**DIRECTIONS FOR THIS TASK:** Present the lines of the records below as a Markdown table with the columns Row and Line, numbering each row and leaving out blank lines. Begin at the line that contains "candle-body (120, 98, 123, 124)" and stop after the line that contains "candle-body (468, 112, 471, 115)", including both.

**INFORMATION SHOWN:**

★ ★ ★

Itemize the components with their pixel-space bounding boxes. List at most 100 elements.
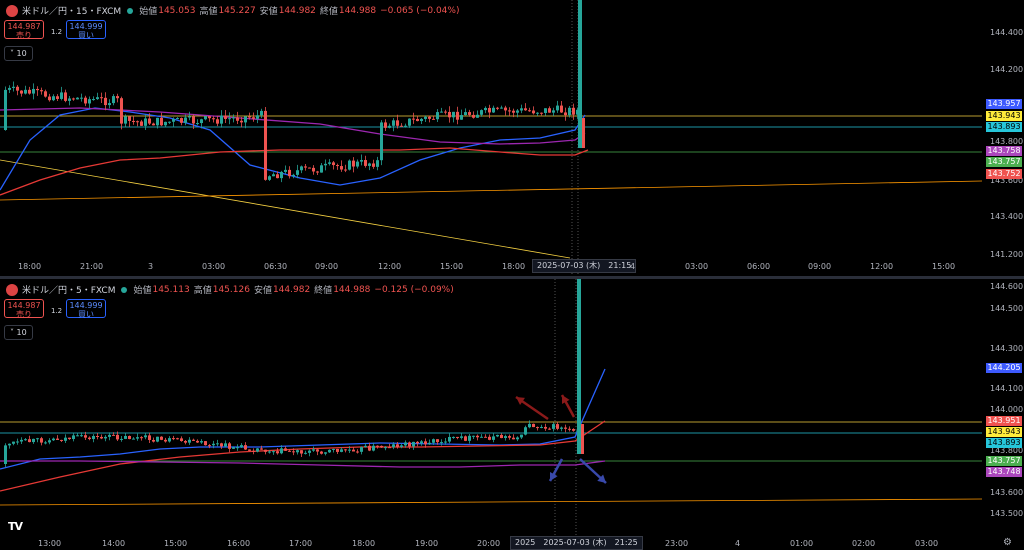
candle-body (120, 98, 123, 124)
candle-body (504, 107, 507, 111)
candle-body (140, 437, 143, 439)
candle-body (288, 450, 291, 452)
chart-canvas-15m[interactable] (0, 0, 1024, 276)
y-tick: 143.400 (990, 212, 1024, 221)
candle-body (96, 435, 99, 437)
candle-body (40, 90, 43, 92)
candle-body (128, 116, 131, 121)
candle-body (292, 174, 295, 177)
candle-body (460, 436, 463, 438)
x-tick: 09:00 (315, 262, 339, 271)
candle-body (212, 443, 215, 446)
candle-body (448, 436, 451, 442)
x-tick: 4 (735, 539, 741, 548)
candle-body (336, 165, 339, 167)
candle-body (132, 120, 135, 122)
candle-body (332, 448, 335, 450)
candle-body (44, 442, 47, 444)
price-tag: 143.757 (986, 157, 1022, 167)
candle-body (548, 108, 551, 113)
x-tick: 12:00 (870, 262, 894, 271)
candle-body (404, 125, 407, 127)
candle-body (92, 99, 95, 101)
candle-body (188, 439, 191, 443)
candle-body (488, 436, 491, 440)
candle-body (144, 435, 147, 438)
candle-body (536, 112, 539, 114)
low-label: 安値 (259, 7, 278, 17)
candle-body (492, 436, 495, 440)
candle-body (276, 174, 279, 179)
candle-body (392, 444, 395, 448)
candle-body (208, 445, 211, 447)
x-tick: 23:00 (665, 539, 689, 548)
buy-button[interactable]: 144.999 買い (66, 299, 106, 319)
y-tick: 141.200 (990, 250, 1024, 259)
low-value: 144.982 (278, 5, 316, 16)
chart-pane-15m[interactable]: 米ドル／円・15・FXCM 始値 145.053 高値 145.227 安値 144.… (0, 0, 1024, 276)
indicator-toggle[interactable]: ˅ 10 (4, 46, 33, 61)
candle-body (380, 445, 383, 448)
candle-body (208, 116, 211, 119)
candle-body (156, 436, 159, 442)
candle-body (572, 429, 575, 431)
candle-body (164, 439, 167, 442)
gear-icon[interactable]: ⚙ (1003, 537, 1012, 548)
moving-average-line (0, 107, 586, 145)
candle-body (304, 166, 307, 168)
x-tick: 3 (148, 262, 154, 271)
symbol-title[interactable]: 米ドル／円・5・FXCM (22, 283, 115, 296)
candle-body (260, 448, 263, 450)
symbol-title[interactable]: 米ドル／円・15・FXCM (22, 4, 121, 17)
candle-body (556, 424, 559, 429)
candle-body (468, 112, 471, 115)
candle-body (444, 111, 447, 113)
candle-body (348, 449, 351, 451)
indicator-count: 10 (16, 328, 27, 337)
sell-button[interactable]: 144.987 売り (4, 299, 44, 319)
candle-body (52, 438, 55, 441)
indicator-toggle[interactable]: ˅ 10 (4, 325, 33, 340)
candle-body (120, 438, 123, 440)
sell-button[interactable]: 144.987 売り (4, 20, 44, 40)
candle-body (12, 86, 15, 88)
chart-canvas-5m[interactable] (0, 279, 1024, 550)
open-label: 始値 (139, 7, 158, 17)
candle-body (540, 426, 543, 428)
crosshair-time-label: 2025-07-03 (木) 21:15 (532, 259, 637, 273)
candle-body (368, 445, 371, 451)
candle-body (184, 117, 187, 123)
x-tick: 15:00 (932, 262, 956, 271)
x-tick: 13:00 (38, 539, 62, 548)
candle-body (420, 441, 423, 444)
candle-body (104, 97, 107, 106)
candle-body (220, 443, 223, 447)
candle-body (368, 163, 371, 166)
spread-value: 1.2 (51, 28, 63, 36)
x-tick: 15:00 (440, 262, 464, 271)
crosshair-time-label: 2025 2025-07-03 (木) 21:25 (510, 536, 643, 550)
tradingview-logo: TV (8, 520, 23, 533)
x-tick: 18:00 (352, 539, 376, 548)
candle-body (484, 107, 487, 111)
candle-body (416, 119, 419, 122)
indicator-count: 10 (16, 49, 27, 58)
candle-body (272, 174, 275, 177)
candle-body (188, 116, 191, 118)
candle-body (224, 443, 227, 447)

★ ★ ★

**COMPLETE ANSWER:**
| Row | Line |
|---|---|
| 1 | candle-body (120, 98, 123, 124) |
| 2 | candle-body (504, 107, 507, 111) |
| 3 | candle-body (140, 437, 143, 439) |
| 4 | candle-body (288, 450, 291, 452) |
| 5 | chart-canvas-15m[interactable] (0, 0, 1024, 276) |
| 6 | y-tick: 143.400 (990, 212, 1024, 221) |
| 7 | candle-body (96, 435, 99, 437) |
| 8 | candle-body (40, 90, 43, 92) |
| 9 | candle-body (128, 116, 131, 121) |
| 10 | candle-body (292, 174, 295, 177) |
| 11 | candle-body (460, 436, 463, 438) |
| 12 | x-tick: 09:00 (315, 262, 339, 271) |
| 13 | candle-body (212, 443, 215, 446) |
| 14 | candle-body (448, 436, 451, 442) |
| 15 | x-tick: 4 (735, 539, 741, 548) |
| 16 | candle-body (336, 165, 339, 167) |
| 17 | candle-body (132, 120, 135, 122) |
| 18 | candle-body (332, 448, 335, 450) |
| 19 | candle-body (44, 442, 47, 444) |
| 20 | price-tag: 143.757 (986, 157, 1022, 167) |
| 21 | candle-body (548, 108, 551, 113) |
| 22 | x-tick: 12:00 (870, 262, 894, 271) |
| 23 | candle-body (404, 125, 407, 127) |
| 24 | candle-body (92, 99, 95, 101) |
| 25 | candle-body (188, 439, 191, 443) |
| 26 | candle-body (488, 436, 491, 440) |
| 27 | candle-body (144, 435, 147, 438) |
| 28 | candle-body (536, 112, 539, 114) |
| 29 | low-label: 安値 (259, 7, 278, 17) |
| 30 | candle-body (492, 436, 495, 440) |
| 31 | candle-body (276, 174, 279, 179) |
| 32 | candle-body (392, 444, 395, 448) |
| 33 | candle-body (208, 445, 211, 447) |
| 34 | x-tick: 23:00 (665, 539, 689, 548) |
| 35 | buy-button[interactable]: 144.999 買い (66, 299, 106, 319) |
| 36 | y-tick: 141.200 (990, 250, 1024, 259) |
| 37 | low-value: 144.982 (278, 5, 316, 16) |
| 38 | chart-pane-15m[interactable]: 米ドル／円・15・FXCM 始値 145.053 高値 145.227 安値 144.… (0, 0, 1024, 276) |
| 39 | indicator-toggle[interactable]: ˅ 10 (4, 46, 33, 61) |
| 40 | candle-body (380, 445, 383, 448) |
| 41 | candle-body (208, 116, 211, 119) |
| 42 | candle-body (156, 436, 159, 442) |
| 43 | candle-body (572, 429, 575, 431) |
| 44 | candle-body (164, 439, 167, 442) |
| 45 | gear-icon[interactable]: ⚙ (1003, 537, 1012, 548) |
| 46 | moving-average-line (0, 107, 586, 145) |
| 47 | candle-body (304, 166, 307, 168) |
| 48 | x-tick: 3 (148, 262, 154, 271) |
| 49 | symbol-title[interactable]: 米ドル／円・5・FXCM (22, 283, 115, 296) |
| 50 | candle-body (260, 448, 263, 450) |
| 51 | symbol-title[interactable]: 米ドル／円・15・FXCM (22, 4, 121, 17) |
| 52 | candle-body (556, 424, 559, 429) |
| 53 | candle-body (468, 112, 471, 115) |